§ **INFORMATION SHOWN**:
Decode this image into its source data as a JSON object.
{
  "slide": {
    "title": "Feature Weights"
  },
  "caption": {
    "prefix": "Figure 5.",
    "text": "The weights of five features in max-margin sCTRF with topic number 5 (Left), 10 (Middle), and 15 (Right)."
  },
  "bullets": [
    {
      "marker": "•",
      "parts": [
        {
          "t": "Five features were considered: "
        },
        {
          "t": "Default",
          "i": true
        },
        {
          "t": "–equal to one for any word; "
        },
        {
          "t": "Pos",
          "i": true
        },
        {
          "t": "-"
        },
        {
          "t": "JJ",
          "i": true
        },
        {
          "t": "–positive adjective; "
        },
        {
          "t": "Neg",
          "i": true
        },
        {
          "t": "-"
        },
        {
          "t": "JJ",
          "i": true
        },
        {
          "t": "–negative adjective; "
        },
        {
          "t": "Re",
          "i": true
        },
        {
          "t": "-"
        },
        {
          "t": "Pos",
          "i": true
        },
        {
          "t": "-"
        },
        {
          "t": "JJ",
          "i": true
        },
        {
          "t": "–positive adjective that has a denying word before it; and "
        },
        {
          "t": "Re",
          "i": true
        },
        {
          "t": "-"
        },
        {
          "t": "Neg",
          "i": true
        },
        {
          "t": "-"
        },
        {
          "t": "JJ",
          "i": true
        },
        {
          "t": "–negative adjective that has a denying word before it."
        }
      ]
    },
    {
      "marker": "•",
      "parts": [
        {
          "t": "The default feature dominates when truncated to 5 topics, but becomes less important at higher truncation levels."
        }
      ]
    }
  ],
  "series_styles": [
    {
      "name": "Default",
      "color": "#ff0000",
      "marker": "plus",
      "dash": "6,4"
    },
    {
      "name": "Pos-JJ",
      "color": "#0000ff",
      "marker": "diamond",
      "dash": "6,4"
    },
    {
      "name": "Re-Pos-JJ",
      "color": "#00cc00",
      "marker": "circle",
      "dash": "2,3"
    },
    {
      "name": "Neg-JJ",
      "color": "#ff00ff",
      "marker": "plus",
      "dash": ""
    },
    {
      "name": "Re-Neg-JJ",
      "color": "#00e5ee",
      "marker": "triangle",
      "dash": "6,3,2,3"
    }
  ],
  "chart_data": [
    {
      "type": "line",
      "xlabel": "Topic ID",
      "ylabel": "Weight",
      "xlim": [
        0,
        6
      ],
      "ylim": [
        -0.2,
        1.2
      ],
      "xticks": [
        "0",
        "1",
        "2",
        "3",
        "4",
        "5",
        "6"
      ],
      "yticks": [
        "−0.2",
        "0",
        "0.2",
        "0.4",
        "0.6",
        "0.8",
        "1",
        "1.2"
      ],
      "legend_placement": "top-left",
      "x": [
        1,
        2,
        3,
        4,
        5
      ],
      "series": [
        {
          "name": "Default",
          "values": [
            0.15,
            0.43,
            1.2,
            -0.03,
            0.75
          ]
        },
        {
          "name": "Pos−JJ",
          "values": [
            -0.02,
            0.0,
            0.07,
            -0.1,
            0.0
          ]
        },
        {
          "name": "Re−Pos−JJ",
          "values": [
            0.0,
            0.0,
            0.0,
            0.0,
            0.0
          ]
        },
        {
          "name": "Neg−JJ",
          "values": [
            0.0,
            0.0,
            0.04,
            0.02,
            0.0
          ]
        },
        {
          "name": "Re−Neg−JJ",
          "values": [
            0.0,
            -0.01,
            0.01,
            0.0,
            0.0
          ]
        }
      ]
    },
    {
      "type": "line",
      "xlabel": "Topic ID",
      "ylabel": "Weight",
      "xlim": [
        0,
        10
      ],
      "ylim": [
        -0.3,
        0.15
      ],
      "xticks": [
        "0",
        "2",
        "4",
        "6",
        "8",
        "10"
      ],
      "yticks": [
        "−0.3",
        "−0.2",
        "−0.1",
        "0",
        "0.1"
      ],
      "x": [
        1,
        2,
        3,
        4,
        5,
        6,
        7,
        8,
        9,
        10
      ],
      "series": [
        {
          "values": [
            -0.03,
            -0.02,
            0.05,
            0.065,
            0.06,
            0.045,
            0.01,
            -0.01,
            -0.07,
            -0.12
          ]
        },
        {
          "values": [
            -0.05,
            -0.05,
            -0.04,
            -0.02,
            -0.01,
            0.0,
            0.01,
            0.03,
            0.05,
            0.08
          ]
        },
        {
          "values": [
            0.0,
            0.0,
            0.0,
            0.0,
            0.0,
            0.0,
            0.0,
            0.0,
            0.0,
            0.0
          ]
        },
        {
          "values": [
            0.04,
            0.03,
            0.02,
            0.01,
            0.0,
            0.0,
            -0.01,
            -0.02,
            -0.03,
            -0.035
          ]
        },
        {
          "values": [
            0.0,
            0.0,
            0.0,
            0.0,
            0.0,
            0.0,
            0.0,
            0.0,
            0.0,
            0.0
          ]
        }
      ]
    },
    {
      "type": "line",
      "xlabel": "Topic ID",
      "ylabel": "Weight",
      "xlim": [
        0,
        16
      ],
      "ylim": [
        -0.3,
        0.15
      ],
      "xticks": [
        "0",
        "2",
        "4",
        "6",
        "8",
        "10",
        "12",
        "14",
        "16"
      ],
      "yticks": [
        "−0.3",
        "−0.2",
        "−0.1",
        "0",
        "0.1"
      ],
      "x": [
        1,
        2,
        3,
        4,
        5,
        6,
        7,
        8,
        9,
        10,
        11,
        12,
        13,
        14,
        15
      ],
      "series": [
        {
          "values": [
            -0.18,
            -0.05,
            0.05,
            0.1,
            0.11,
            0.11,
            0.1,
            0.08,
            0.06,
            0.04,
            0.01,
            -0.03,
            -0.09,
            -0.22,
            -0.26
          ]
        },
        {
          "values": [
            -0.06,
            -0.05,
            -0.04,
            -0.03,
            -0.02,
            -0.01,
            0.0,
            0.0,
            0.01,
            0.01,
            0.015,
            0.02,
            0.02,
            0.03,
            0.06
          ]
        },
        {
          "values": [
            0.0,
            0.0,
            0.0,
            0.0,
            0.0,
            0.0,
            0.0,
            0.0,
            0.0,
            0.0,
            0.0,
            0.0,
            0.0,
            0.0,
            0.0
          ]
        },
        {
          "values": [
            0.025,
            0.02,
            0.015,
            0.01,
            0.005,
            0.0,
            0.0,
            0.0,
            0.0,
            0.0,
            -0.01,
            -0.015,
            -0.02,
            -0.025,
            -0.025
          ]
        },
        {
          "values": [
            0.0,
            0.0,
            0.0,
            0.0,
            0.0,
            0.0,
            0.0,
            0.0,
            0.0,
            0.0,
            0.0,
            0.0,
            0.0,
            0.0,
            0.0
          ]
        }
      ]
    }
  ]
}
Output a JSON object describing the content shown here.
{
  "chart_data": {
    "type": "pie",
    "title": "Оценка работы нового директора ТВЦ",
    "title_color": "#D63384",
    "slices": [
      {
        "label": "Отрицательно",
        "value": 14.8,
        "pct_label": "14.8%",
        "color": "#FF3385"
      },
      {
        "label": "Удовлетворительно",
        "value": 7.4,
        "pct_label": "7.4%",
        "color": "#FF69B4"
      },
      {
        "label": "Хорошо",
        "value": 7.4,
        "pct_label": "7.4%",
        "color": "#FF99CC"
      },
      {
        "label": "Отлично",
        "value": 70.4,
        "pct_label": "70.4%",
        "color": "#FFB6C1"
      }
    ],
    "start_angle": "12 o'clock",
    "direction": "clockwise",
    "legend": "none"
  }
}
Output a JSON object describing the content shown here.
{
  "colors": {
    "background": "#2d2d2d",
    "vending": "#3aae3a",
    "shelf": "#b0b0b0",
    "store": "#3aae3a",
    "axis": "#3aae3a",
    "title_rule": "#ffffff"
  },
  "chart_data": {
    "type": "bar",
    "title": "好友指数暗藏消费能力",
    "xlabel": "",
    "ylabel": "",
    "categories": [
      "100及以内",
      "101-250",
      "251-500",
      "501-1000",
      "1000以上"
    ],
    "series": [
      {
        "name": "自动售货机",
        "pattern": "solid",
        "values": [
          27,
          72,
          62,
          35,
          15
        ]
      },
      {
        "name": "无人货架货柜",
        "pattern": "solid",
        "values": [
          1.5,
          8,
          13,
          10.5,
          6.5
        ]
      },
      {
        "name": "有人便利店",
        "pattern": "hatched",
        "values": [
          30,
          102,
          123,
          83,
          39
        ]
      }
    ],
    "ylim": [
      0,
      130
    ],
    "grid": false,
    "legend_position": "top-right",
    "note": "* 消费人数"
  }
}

§ **REQUEST**: Using the listing above, say how many of its lines contain the string "adjective", giving nothing but the figure.

§ **COMPLETED EXERCISE**: 4